■ **PROBLEM**
Go through the material below, count the lines with the word "agreement", and reply with the count alone.
== AVAILABLE DATA ==
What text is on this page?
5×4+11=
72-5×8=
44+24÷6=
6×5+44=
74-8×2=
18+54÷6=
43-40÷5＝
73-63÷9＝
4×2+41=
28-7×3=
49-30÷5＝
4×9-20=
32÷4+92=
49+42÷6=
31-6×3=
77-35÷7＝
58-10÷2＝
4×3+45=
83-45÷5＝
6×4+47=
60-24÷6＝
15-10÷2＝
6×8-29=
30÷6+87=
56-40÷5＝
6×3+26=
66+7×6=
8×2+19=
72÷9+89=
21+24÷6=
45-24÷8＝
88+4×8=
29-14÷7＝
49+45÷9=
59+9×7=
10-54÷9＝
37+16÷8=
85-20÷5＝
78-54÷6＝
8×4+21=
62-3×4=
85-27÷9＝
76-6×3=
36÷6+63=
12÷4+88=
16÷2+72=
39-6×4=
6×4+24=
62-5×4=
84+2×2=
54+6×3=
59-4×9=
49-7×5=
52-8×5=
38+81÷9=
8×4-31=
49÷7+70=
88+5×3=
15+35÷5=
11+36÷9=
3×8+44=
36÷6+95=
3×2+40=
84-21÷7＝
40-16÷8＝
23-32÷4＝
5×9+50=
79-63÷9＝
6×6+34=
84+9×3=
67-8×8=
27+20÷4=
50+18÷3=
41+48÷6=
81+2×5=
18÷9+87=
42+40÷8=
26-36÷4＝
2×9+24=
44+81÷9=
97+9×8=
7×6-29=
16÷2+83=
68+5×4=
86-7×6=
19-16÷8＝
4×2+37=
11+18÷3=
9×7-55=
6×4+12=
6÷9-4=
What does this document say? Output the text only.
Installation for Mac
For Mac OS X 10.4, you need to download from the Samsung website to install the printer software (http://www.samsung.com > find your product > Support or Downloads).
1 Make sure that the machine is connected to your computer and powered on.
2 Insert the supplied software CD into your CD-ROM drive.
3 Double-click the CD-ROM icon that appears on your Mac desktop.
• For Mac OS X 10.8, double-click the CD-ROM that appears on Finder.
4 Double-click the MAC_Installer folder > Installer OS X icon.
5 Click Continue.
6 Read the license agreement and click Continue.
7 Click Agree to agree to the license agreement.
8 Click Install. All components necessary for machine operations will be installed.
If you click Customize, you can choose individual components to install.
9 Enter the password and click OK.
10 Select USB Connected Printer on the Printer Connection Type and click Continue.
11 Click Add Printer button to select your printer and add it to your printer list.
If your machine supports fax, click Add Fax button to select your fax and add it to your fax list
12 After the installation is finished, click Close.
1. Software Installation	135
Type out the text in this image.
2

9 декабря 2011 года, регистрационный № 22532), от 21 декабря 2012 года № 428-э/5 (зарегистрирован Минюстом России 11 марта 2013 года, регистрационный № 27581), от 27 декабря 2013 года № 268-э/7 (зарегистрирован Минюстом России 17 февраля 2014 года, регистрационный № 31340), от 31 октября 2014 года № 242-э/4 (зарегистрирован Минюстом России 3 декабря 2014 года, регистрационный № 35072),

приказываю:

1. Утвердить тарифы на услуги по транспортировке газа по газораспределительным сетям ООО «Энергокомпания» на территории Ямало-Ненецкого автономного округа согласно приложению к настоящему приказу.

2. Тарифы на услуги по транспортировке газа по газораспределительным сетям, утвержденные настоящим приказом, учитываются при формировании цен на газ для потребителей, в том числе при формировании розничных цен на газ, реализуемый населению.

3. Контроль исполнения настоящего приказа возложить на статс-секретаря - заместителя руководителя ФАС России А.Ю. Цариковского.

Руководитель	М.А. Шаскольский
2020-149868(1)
===
■ **EXERCISE ANSWER**
2